[Saved entries]
■ ■ ■ ■

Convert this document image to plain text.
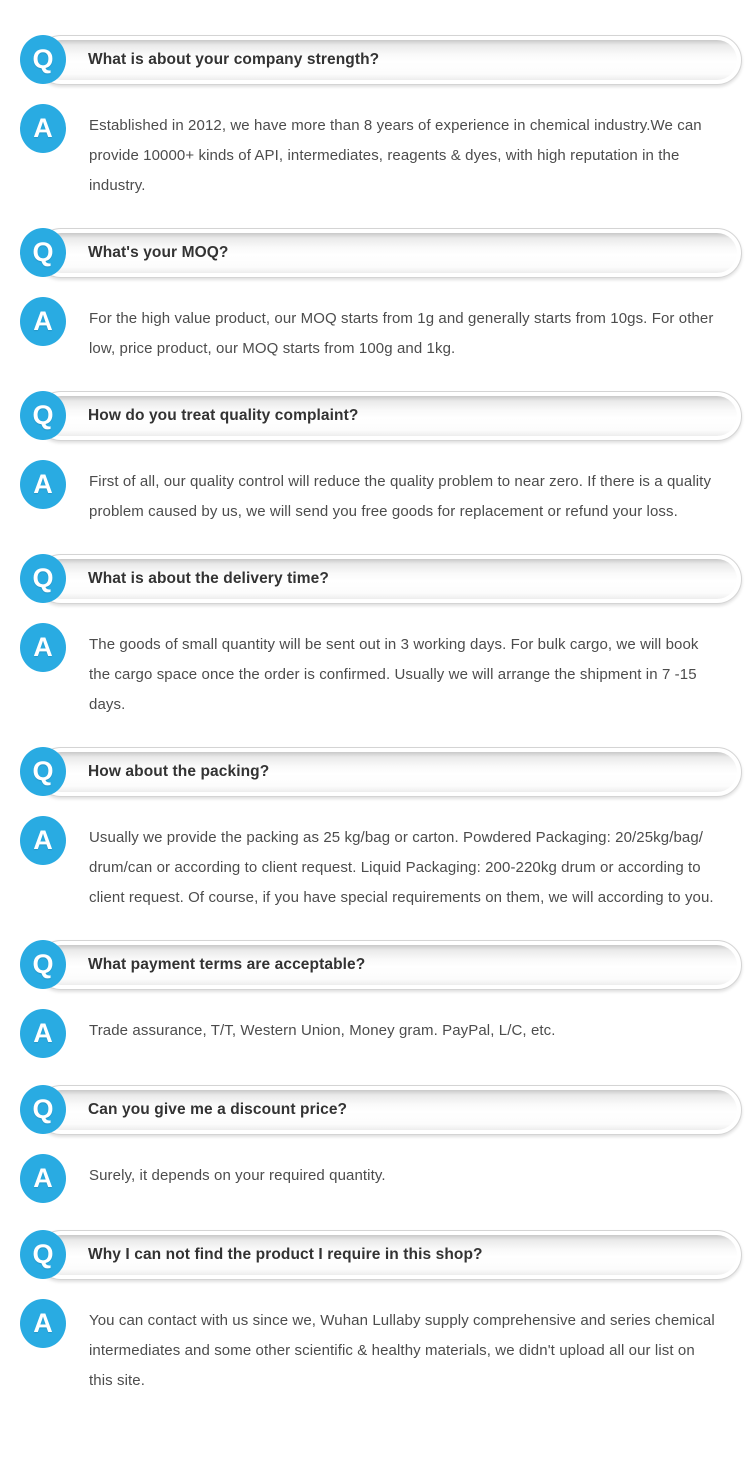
Q What is about your company strength?
A Established in 2012, we have more than 8 years of experience in chemical industry.We can provide 10000+ kinds of API, intermediates, reagents & dyes, with high reputation in the industry.
Q What's your MOQ?
A For the high value product, our MOQ starts from 1g and generally starts from 10gs. For other low, price product, our MOQ starts from 100g and 1kg.
Q How do you treat quality complaint?
A First of all, our quality control will reduce the quality problem to near zero. If there is a quality problem caused by us, we will send you free goods for replacement or refund your loss.
Q What is about the delivery time?
A The goods of small quantity will be sent out in 3 working days. For bulk cargo, we will book the cargo space once the order is confirmed. Usually we will arrange the shipment in 7 -15 days.
Q How about the packing?
A Usually we provide the packing as 25 kg/bag or carton. Powdered Packaging: 20/25kg/bag/ drum/can or according to client request. Liquid Packaging: 200-220kg drum or according to client request. Of course, if you have special requirements on them, we will according to you.
Q What payment terms are acceptable?
A Trade assurance, T/T, Western Union, Money gram. PayPal, L/C, etc.
Q Can you give me a discount price?
A Surely, it depends on your required quantity.
Q Why I can not find the product I require in this shop?
A You can contact with us since we, Wuhan Lullaby supply comprehensive and series chemical intermediates and some other scientific & healthy materials, we didn't upload all our list on this site.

■ ■ ■ ■

What you have to do
Each line that has the word "product" should be copied.

Written answer
A For the high value product, our MOQ starts from 1g and generally starts from 10gs. For other low, price product, our MOQ starts from 100g and 1kg.
Q Why I can not find the product I require in this shop?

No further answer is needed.